## Goal
Read the records and gather each line that includes "name".

## Exercise materials
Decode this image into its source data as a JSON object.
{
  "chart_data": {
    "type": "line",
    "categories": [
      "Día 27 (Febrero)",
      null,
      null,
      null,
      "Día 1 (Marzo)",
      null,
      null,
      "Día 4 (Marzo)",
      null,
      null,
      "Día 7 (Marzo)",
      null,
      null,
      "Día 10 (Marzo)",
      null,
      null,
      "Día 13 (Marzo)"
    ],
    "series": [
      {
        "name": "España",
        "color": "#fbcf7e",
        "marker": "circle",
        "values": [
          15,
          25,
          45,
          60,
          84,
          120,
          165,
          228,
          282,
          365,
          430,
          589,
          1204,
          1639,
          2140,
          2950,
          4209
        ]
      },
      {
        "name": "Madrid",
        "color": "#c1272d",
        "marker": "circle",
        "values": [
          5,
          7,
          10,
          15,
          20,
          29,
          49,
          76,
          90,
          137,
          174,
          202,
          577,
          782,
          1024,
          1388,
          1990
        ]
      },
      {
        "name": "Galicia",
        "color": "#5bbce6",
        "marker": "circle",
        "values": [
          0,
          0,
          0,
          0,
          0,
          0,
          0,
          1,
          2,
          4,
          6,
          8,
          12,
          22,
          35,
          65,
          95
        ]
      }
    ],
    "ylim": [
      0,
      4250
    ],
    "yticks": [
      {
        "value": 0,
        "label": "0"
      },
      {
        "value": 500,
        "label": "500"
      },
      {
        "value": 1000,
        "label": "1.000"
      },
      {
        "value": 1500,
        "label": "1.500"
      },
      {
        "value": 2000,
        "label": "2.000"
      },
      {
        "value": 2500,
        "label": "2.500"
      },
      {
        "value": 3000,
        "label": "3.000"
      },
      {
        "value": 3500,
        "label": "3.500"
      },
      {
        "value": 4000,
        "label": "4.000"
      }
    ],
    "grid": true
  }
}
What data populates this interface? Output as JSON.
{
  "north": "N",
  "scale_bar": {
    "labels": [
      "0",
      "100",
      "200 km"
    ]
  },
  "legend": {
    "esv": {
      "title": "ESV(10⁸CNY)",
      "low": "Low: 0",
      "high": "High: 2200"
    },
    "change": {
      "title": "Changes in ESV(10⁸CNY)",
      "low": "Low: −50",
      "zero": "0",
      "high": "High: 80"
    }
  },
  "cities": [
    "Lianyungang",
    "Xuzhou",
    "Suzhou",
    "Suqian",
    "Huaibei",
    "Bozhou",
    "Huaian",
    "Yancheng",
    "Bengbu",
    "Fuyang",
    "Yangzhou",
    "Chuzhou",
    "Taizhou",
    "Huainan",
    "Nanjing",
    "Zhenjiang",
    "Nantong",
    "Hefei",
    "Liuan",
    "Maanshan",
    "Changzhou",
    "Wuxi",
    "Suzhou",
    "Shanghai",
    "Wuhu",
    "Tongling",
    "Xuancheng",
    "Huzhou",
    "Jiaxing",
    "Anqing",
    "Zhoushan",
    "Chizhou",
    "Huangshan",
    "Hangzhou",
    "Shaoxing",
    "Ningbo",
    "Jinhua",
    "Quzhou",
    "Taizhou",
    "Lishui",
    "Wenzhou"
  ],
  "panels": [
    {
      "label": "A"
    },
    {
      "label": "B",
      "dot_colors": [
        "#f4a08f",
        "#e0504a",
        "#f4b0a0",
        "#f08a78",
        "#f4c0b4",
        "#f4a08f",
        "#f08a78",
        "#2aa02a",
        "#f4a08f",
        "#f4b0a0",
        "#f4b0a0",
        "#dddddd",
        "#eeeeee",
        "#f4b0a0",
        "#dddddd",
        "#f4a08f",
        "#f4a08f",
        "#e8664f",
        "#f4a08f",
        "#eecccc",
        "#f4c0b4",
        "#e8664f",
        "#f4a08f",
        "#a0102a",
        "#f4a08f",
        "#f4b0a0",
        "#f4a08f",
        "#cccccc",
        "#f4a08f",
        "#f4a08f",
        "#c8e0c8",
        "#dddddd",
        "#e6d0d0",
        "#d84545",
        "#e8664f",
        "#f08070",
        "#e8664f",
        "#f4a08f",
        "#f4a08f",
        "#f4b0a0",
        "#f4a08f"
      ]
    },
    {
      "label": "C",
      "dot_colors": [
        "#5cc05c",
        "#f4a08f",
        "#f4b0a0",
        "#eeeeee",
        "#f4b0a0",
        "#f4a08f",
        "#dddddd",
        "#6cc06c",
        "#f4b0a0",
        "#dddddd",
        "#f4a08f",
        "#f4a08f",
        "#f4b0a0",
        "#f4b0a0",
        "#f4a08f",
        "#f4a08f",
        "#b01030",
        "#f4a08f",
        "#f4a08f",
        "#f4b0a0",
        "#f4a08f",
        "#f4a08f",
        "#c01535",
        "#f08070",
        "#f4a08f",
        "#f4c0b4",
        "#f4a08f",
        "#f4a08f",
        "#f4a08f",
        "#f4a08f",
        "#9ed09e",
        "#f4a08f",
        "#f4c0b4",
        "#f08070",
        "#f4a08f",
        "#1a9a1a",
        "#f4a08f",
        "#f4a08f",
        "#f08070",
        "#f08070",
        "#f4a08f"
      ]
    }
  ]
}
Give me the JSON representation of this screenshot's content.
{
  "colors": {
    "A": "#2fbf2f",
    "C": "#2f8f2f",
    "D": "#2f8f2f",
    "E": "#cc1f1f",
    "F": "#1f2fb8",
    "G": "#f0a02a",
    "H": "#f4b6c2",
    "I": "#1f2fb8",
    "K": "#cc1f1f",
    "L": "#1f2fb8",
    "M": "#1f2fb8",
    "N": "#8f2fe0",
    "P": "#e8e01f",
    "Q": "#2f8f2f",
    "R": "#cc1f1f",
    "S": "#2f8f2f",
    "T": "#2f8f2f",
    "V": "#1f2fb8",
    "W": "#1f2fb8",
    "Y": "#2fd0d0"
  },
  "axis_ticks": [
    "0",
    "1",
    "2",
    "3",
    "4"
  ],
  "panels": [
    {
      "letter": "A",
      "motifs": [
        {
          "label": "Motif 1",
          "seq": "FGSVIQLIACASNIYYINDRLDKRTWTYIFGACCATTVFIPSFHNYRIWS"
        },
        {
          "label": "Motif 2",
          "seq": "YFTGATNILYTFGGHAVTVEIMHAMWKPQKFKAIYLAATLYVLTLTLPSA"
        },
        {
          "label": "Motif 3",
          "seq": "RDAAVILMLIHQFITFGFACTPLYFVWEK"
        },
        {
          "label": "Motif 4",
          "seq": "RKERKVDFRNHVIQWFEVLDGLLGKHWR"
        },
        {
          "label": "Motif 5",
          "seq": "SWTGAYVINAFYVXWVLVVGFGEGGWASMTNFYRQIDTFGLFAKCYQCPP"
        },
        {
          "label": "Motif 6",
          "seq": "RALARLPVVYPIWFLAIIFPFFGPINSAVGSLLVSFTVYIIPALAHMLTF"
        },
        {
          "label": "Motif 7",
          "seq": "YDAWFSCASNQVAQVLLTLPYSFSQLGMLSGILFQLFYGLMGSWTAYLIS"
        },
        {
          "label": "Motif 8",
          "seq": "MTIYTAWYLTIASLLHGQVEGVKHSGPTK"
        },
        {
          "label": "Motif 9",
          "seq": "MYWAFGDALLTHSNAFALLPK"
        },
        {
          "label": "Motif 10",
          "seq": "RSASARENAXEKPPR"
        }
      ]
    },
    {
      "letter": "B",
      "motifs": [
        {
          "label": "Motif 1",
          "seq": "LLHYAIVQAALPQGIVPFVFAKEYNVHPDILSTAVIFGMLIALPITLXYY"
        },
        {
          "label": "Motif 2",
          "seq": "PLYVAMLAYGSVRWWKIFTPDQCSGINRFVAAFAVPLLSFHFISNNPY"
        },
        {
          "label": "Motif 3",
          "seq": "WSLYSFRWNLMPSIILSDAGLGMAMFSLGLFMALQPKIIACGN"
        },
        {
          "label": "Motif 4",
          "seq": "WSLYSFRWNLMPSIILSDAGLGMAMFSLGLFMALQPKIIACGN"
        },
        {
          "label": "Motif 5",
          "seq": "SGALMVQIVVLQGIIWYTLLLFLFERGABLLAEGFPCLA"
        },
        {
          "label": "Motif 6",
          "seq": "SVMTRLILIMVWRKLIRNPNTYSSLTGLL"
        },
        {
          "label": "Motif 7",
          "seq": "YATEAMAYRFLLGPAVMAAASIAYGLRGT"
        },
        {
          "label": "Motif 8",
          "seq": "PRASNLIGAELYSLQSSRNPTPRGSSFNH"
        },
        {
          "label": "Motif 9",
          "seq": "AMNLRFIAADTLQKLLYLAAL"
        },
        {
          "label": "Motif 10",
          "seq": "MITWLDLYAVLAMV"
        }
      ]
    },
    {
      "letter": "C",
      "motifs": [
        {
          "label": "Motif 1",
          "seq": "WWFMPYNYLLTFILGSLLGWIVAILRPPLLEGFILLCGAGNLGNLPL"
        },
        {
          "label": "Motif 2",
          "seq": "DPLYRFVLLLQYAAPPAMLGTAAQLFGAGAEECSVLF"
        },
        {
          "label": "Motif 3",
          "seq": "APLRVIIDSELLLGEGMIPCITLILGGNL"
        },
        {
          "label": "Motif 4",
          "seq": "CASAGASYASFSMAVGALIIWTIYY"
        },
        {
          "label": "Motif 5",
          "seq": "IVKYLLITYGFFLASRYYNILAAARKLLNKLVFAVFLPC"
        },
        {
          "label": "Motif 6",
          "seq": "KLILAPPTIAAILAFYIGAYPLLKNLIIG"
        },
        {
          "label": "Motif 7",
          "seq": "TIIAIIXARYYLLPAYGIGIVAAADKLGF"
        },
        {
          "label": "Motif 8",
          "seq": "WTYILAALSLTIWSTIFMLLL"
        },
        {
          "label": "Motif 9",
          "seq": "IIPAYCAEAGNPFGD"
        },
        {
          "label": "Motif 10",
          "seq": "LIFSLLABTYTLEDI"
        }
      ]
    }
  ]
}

## Result
        "name": "España",
        "name": "Madrid",
        "name": "Galicia",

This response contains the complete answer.